> Figure collection entries:
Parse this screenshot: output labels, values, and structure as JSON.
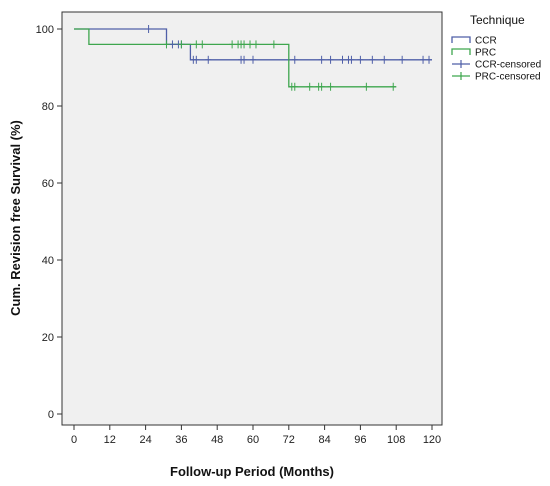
{
  "chart_data": {
    "type": "line",
    "title": "",
    "xlabel": "Follow-up Period (Months)",
    "ylabel": "Cum. Revision free Survival (%)",
    "xlim": [
      0,
      120
    ],
    "ylim": [
      0,
      100
    ],
    "xticks": [
      0,
      12,
      24,
      36,
      48,
      60,
      72,
      84,
      96,
      108,
      120
    ],
    "yticks": [
      0,
      20,
      40,
      60,
      80,
      100
    ],
    "grid": false,
    "legend_title": "Technique",
    "legend_position": "right",
    "background": "#f0f0f0",
    "series": [
      {
        "name": "CCR",
        "color": "#4f5fa8",
        "steps": [
          [
            0,
            100
          ],
          [
            31,
            100
          ],
          [
            31,
            96
          ],
          [
            39,
            96
          ],
          [
            39,
            92
          ],
          [
            120,
            92
          ]
        ]
      },
      {
        "name": "PRC",
        "color": "#3ea64e",
        "steps": [
          [
            0,
            100
          ],
          [
            5,
            100
          ],
          [
            5,
            96
          ],
          [
            72,
            96
          ],
          [
            72,
            85
          ],
          [
            108,
            85
          ]
        ]
      }
    ],
    "censored": [
      {
        "name": "CCR-censored",
        "color": "#4f5fa8",
        "points": [
          [
            25,
            100
          ],
          [
            33,
            96
          ],
          [
            35,
            96
          ],
          [
            36,
            96
          ],
          [
            40,
            92
          ],
          [
            41,
            92
          ],
          [
            45,
            92
          ],
          [
            56,
            92
          ],
          [
            57,
            92
          ],
          [
            60,
            92
          ],
          [
            74,
            92
          ],
          [
            83,
            92
          ],
          [
            86,
            92
          ],
          [
            90,
            92
          ],
          [
            92,
            92
          ],
          [
            93,
            92
          ],
          [
            96,
            92
          ],
          [
            100,
            92
          ],
          [
            104,
            92
          ],
          [
            110,
            92
          ],
          [
            117,
            92
          ],
          [
            119,
            92
          ]
        ]
      },
      {
        "name": "PRC-censored",
        "color": "#3ea64e",
        "points": [
          [
            31,
            96
          ],
          [
            36,
            96
          ],
          [
            41,
            96
          ],
          [
            43,
            96
          ],
          [
            53,
            96
          ],
          [
            55,
            96
          ],
          [
            56,
            96
          ],
          [
            57,
            96
          ],
          [
            59,
            96
          ],
          [
            61,
            96
          ],
          [
            67,
            96
          ],
          [
            73,
            85
          ],
          [
            74,
            85
          ],
          [
            79,
            85
          ],
          [
            82,
            85
          ],
          [
            83,
            85
          ],
          [
            86,
            85
          ],
          [
            98,
            85
          ],
          [
            107,
            85
          ]
        ]
      }
    ]
  }
}
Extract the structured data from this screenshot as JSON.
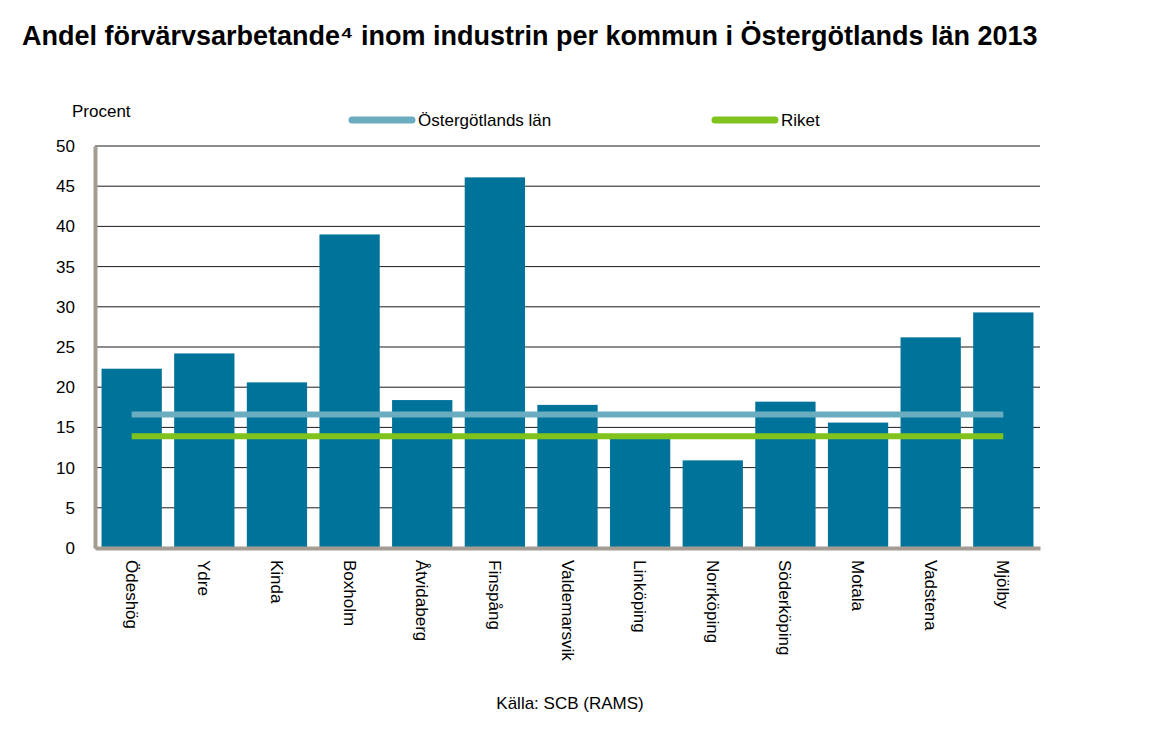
{
  "chart_data": {
    "type": "bar",
    "title": "Andel förvärvsarbetande⁴ inom industrin per kommun i Östergötlands län 2013",
    "ylabel": "Procent",
    "source": "Källa: SCB (RAMS)",
    "categories": [
      "Ödeshög",
      "Ydre",
      "Kinda",
      "Boxholm",
      "Åtvidaberg",
      "Finspång",
      "Valdemarsvik",
      "Linköping",
      "Norrköping",
      "Söderköping",
      "Motala",
      "Vadstena",
      "Mjölby"
    ],
    "values": [
      22.3,
      24.2,
      20.6,
      39.0,
      18.4,
      46.1,
      17.8,
      14.0,
      10.9,
      18.2,
      15.6,
      26.2,
      29.3
    ],
    "color": "#00739a",
    "series": [
      {
        "name": "Östergötlands län",
        "type": "line",
        "color": "#6aadc1",
        "values": [
          16.6,
          16.6,
          16.6,
          16.6,
          16.6,
          16.6,
          16.6,
          16.6,
          16.6,
          16.6,
          16.6,
          16.6,
          16.6
        ]
      },
      {
        "name": "Riket",
        "type": "line",
        "color": "#7fc31c",
        "values": [
          13.9,
          13.9,
          13.9,
          13.9,
          13.9,
          13.9,
          13.9,
          13.9,
          13.9,
          13.9,
          13.9,
          13.9,
          13.9
        ]
      }
    ],
    "ylim": [
      0,
      50
    ],
    "yticks": [
      0,
      5,
      10,
      15,
      20,
      25,
      30,
      35,
      40,
      45,
      50
    ],
    "grid": true,
    "legend": "top"
  }
}
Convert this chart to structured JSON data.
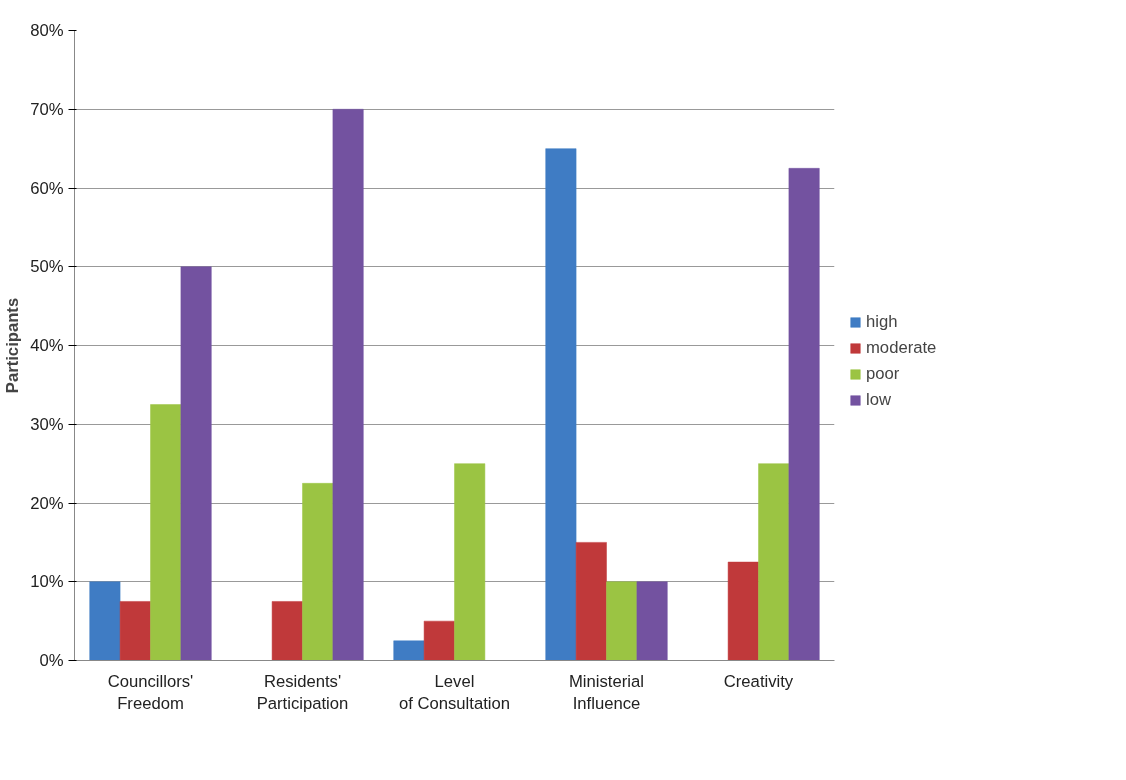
{
  "chart_data": {
    "type": "bar",
    "ylabel": "Participants",
    "categories": [
      "Councillors' Freedom",
      "Residents' Participation",
      "Level of Consultation",
      "Ministerial Influence",
      "Creativity"
    ],
    "series": [
      {
        "name": "high",
        "color": "#3f7cc4",
        "values": [
          10,
          0,
          2.5,
          65,
          0
        ]
      },
      {
        "name": "moderate",
        "color": "#c0393a",
        "values": [
          7.5,
          7.5,
          5,
          15,
          12.5
        ]
      },
      {
        "name": "poor",
        "color": "#9bc443",
        "values": [
          32.5,
          22.5,
          25,
          10,
          25
        ]
      },
      {
        "name": "low",
        "color": "#7352a0",
        "values": [
          50,
          70,
          0,
          10,
          62.5
        ]
      }
    ],
    "ylim": [
      0,
      80
    ],
    "yticks": [
      {
        "value": 0,
        "label": "0%"
      },
      {
        "value": 10,
        "label": "10%"
      },
      {
        "value": 20,
        "label": "20%"
      },
      {
        "value": 30,
        "label": "30%"
      },
      {
        "value": 40,
        "label": "40%"
      },
      {
        "value": 50,
        "label": "50%"
      },
      {
        "value": 60,
        "label": "60%"
      },
      {
        "value": 70,
        "label": "70%"
      },
      {
        "value": 80,
        "label": "80%"
      }
    ],
    "grid": "y",
    "legend": "right"
  }
}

> Task details: Identify and copy lines that hold the string "name".

> Exercise response:
        "name": "CCR",
        "name": "PRC",
        "name": "CCR-censored",
        "name": "PRC-censored",
        "name": "Östergötlands län",
        "name": "Riket",
        "name": "high",
        "name": "moderate",
        "name": "poor",
        "name": "low",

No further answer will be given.